* Exercises *
1) Decide whether each statement agrees with the forum post on Fortran sum tests. Answer yes or no, and quote the words of the post that settle it. (a) The tests were run on a Ryzen 5900X under Windows 10 with Gfortran 11.1.0. (b) The modified je_sum uses e_sum for sums larger than 65. (c) For random vector type 3, the program sets x to 256 * (x - 0.5).
2) Give as a numbered list the rows from the line holding "y2-tick-label: 0,025 — [650, 194, 690, 210]" to the line holding "y-tick-label: 1000 — [61, 155, 97, 171]", both included, leaving out any blank lines.

* Provided passage *
>> begin

@RonShepard
I have now included a modified j_sum as je_sum, that uses e_sum for sums < 65.
I also introduced a modified test order, as this can influence some large memory tests, but not so much help here for e_sum (Array x is 400MBytes ?).
We possibly need a random vector of type 3, with greater exponent range for x, say x = 10**(10*x), to better demonstrate the error response or overflow in the accumulator. ( edit: now included )
The results of your e_sum test vs je_sum > e_sum are surprisingly different for elapsed time. This is the type of results I attribute to better L1 cache usage/variability, but without any definate knowledge.
Would be pleased to get any comments / suggestions
Anyway, I have done these tests on Ryzen 5900X, Win 10 and Gfortran 11.1.0, and included alternative compile options in the lists.
program sums
!   use, intrinsic :: iso_fortran_env, only: dp=>real64
   use iso_fortran_env, only: dp=>real64
   implicit none
   integer, parameter :: n=10**8
   integer :: itype, k, order(6) = [ 1, 5, 6, 2, 3, 4 ]
   real :: x(n), s1, s2, s3, s4, s5, s6
   real(dp) :: cpu0, cpu1
   character(*), parameter :: sfmt = '(a,es15.7,1x,z8,f11.6," seconds")'
   write(*,'("Vector Size n = ",i0)') n
   do itype = 1, 3
      write(*,'("Random vector of type ",i0)') itype
      select case (itype)
       case (1)
         call random_number(x)
         x = x * 0.5 + 0.5    ! values between .5 and 1.0 have the same exponent.
       case (2)
         call random_number(x)
         x = 256 * (x - 0.5)  ! mixed signs and exponents.
       case (3)
         call random_number(x)
         x = 10 ** (10*x)      ! greater exponent range
      end select
     do k = 1, 6
      select case ( order(k) )
       case (1)
          cpu0 = delta_sec ()
        s1 = sum(x)
          cpu0 = delta_sec ()
        write(*,sfmt) 'intrinsic:', s1, transfer(s1,1), cpu0
  
       case (2)
          cpu0 = delta_sec ()
        s2 = e_sum(x)
          cpu0 = delta_sec ()
        write(*,sfmt) 'extended :', s2, transfer(s2,1), cpu0
  
       case (3)
          cpu0 = delta_sec ()
        s3 = r_sum(x)
          cpu0 = delta_sec ()
        write(*,sfmt) 'recursive:', s3, transfer(s3,1), cpu0
  
       case (4)

>> end

* Available data *
>> begin

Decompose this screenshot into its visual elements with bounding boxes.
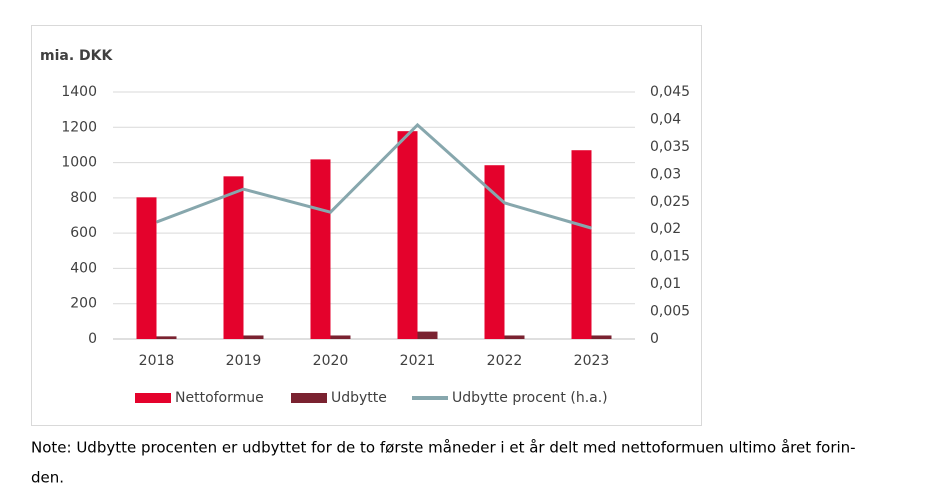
y2-tick-label: 0,025 — [650, 194, 690, 210]
bar — [330, 335, 351, 339]
bar — [223, 176, 244, 339]
line — [155, 122, 592, 230]
bar — [504, 335, 525, 339]
x-tick-label: 2022 — [487, 353, 523, 369]
y2-tick-label: 0,02 — [650, 221, 681, 237]
y-tick-label: 1000 — [61, 155, 97, 171]
bar — [156, 336, 177, 339]
note: den. — [31, 469, 64, 487]
y-tick-label: 600 — [70, 225, 97, 241]
note: Note: Udbytte procenten er udbyttet for … — [31, 439, 856, 457]
y-tick-label: 200 — [70, 296, 97, 312]
bar — [136, 197, 157, 339]
x-tick-label: 2018 — [139, 353, 175, 369]
bar — [417, 331, 438, 339]
y2-tick-label: 0,015 — [650, 249, 690, 265]
y-tick-label: 0 — [88, 331, 97, 347]
legend-swatch — [291, 393, 327, 403]
x-tick-label: 2021 — [400, 353, 436, 369]
y2-tick-label: 0,005 — [650, 304, 690, 320]
bar — [310, 159, 331, 339]
x-tick-label: 2020 — [313, 353, 349, 369]
bar — [591, 335, 612, 339]
y2-tick-label: 0,045 — [650, 84, 690, 100]
legend-swatch — [135, 393, 171, 403]
legend-label: Nettoformue — [175, 390, 264, 406]
y-tick-label: 400 — [70, 260, 97, 276]
y2-tick-label: 0,04 — [650, 111, 681, 127]
y2-tick-label: 0,03 — [650, 166, 681, 182]
y2-tick-label: 0,01 — [650, 276, 681, 292]
bar — [243, 335, 264, 339]
y-tick-label: 800 — [70, 190, 97, 206]
bar — [484, 165, 505, 339]
x-tick-label: 2019 — [226, 353, 262, 369]
bar — [397, 131, 418, 339]
y-axis-label: mia. DKK — [40, 48, 113, 64]
y2-tick-label: 0,035 — [650, 139, 690, 155]
x-tick-label: 2023 — [574, 353, 610, 369]
legend-label: Udbytte procent (h.a.) — [452, 390, 608, 406]
y-tick-label: 1400 — [61, 84, 97, 100]
y2-tick-label: 0 — [650, 331, 659, 347]
legend-label: Udbytte — [331, 390, 387, 406]
y-tick-label: 1200 — [61, 119, 97, 135]
bar — [571, 150, 592, 339]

>> end

* Responses to the tasks *
1)
(a) Yes: "I have done these tests on Ryzen 5900X, Win 10 and Gfortran 11.1.0"
(b) No: "uses e_sum for sums < 65"
(c) No: "x = 10 ** (10*x)"

2)
1. y2-tick-label: 0,025 — [650, 194, 690, 210]
2. bar — [330, 335, 351, 339]
3. bar — [223, 176, 244, 339]
4. line — [155, 122, 592, 230]
5. bar — [504, 335, 525, 339]
6. x-tick-label: 2022 — [487, 353, 523, 369]
7. y2-tick-label: 0,02 — [650, 221, 681, 237]
8. y-tick-label: 1000 — [61, 155, 97, 171]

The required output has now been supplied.